Dataset records
** BEGIN **

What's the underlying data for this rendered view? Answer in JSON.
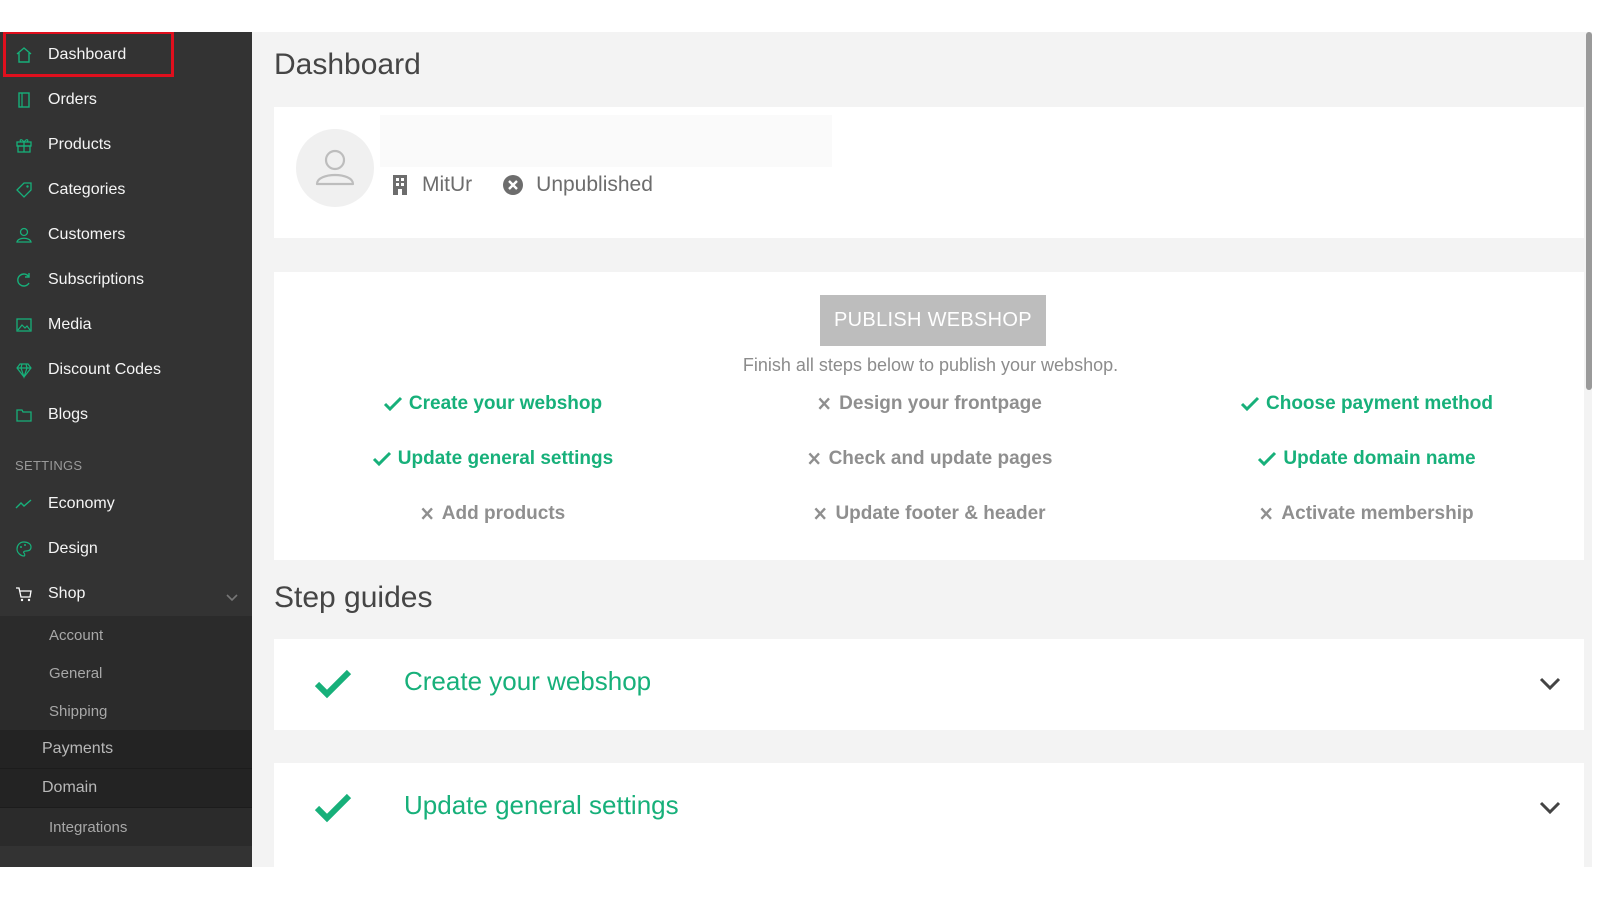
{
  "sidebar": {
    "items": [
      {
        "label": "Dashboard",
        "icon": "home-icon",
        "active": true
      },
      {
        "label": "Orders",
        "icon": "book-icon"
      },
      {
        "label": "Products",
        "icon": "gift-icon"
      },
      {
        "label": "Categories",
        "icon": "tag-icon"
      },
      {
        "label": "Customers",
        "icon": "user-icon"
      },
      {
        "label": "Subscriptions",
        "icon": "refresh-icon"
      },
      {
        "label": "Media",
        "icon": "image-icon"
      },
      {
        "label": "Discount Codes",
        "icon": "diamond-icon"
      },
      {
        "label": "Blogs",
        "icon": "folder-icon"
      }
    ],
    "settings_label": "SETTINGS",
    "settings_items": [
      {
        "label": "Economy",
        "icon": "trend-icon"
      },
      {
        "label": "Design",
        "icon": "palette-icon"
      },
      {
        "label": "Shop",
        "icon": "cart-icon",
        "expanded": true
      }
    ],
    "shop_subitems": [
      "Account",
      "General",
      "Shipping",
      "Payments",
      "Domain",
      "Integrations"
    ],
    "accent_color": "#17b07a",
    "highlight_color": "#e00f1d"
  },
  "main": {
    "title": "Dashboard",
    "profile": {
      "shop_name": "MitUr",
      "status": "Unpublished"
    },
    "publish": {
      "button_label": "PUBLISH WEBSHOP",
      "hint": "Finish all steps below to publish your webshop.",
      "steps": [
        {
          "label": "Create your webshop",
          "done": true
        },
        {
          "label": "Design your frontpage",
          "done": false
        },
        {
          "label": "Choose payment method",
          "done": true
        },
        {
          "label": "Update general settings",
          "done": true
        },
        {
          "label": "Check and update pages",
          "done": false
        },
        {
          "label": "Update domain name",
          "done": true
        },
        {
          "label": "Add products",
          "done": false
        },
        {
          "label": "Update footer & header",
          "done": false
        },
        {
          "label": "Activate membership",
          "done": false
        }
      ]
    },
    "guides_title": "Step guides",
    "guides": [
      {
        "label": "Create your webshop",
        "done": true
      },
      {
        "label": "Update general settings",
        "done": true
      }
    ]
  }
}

** END **

Requirement. Repeat the material above verbatim, with no pictures in the output.

Finished answer.
What's the underlying data for this rendered view? Answer in JSON.
{
  "sidebar": {
    "items": [
      {
        "label": "Dashboard",
        "icon": "home-icon",
        "active": true
      },
      {
        "label": "Orders",
        "icon": "book-icon"
      },
      {
        "label": "Products",
        "icon": "gift-icon"
      },
      {
        "label": "Categories",
        "icon": "tag-icon"
      },
      {
        "label": "Customers",
        "icon": "user-icon"
      },
      {
        "label": "Subscriptions",
        "icon": "refresh-icon"
      },
      {
        "label": "Media",
        "icon": "image-icon"
      },
      {
        "label": "Discount Codes",
        "icon": "diamond-icon"
      },
      {
        "label": "Blogs",
        "icon": "folder-icon"
      }
    ],
    "settings_label": "SETTINGS",
    "settings_items": [
      {
        "label": "Economy",
        "icon": "trend-icon"
      },
      {
        "label": "Design",
        "icon": "palette-icon"
      },
      {
        "label": "Shop",
        "icon": "cart-icon",
        "expanded": true
      }
    ],
    "shop_subitems": [
      "Account",
      "General",
      "Shipping",
      "Payments",
      "Domain",
      "Integrations"
    ],
    "accent_color": "#17b07a",
    "highlight_color": "#e00f1d"
  },
  "main": {
    "title": "Dashboard",
    "profile": {
      "shop_name": "MitUr",
      "status": "Unpublished"
    },
    "publish": {
      "button_label": "PUBLISH WEBSHOP",
      "hint": "Finish all steps below to publish your webshop.",
      "steps": [
        {
          "label": "Create your webshop",
          "done": true
        },
        {
          "label": "Design your frontpage",
          "done": false
        },
        {
          "label": "Choose payment method",
          "done": true
        },
        {
          "label": "Update general settings",
          "done": true
        },
        {
          "label": "Check and update pages",
          "done": false
        },
        {
          "label": "Update domain name",
          "done": true
        },
        {
          "label": "Add products",
          "done": false
        },
        {
          "label": "Update footer & header",
          "done": false
        },
        {
          "label": "Activate membership",
          "done": false
        }
      ]
    },
    "guides_title": "Step guides",
    "guides": [
      {
        "label": "Create your webshop",
        "done": true
      },
      {
        "label": "Update general settings",
        "done": true
      }
    ]
  }
}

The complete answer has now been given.